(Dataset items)

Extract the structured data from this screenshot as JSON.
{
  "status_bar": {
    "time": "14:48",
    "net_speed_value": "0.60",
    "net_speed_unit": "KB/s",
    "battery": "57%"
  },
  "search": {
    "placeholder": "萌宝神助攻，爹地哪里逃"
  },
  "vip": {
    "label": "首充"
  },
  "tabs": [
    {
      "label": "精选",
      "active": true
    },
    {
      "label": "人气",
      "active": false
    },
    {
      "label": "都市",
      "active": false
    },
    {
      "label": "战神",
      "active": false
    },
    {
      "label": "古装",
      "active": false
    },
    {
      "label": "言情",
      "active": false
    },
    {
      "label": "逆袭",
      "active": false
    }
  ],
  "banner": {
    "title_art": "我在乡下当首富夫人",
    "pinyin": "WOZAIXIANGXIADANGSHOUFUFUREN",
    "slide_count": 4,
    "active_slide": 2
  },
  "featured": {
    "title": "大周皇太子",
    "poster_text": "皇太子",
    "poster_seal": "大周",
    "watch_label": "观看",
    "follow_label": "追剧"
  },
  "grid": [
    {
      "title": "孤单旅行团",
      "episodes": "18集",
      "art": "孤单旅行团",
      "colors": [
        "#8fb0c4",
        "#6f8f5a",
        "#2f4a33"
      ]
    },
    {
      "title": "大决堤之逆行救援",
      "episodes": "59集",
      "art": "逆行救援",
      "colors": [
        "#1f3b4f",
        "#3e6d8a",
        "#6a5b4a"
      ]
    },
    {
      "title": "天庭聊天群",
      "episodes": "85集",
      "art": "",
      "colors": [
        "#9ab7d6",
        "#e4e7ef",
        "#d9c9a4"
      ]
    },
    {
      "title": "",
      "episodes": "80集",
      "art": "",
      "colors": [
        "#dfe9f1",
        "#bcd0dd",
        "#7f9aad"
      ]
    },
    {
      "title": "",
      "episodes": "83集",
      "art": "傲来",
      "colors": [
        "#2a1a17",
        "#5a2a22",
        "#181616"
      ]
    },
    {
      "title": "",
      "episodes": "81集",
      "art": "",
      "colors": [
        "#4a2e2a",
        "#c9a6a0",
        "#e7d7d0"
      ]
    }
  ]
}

• [Exercise details]: Reproduce all of the data exactly as given.

• [Reply]:
Extract the structured data from this screenshot as JSON.
{
  "status_bar": {
    "time": "14:48",
    "net_speed_value": "0.60",
    "net_speed_unit": "KB/s",
    "battery": "57%"
  },
  "search": {
    "placeholder": "萌宝神助攻，爹地哪里逃"
  },
  "vip": {
    "label": "首充"
  },
  "tabs": [
    {
      "label": "精选",
      "active": true
    },
    {
      "label": "人气",
      "active": false
    },
    {
      "label": "都市",
      "active": false
    },
    {
      "label": "战神",
      "active": false
    },
    {
      "label": "古装",
      "active": false
    },
    {
      "label": "言情",
      "active": false
    },
    {
      "label": "逆袭",
      "active": false
    }
  ],
  "banner": {
    "title_art": "我在乡下当首富夫人",
    "pinyin": "WOZAIXIANGXIADANGSHOUFUFUREN",
    "slide_count": 4,
    "active_slide": 2
  },
  "featured": {
    "title": "大周皇太子",
    "poster_text": "皇太子",
    "poster_seal": "大周",
    "watch_label": "观看",
    "follow_label": "追剧"
  },
  "grid": [
    {
      "title": "孤单旅行团",
      "episodes": "18集",
      "art": "孤单旅行团",
      "colors": [
        "#8fb0c4",
        "#6f8f5a",
        "#2f4a33"
      ]
    },
    {
      "title": "大决堤之逆行救援",
      "episodes": "59集",
      "art": "逆行救援",
      "colors": [
        "#1f3b4f",
        "#3e6d8a",
        "#6a5b4a"
      ]
    },
    {
      "title": "天庭聊天群",
      "episodes": "85集",
      "art": "",
      "colors": [
        "#9ab7d6",
        "#e4e7ef",
        "#d9c9a4"
      ]
    },
    {
      "title": "",
      "episodes": "80集",
      "art": "",
      "colors": [
        "#dfe9f1",
        "#bcd0dd",
        "#7f9aad"
      ]
    },
    {
      "title": "",
      "episodes": "83集",
      "art": "傲来",
      "colors": [
        "#2a1a17",
        "#5a2a22",
        "#181616"
      ]
    },
    {
      "title": "",
      "episodes": "81集",
      "art": "",
      "colors": [
        "#4a2e2a",
        "#c9a6a0",
        "#e7d7d0"
      ]
    }
  ]
}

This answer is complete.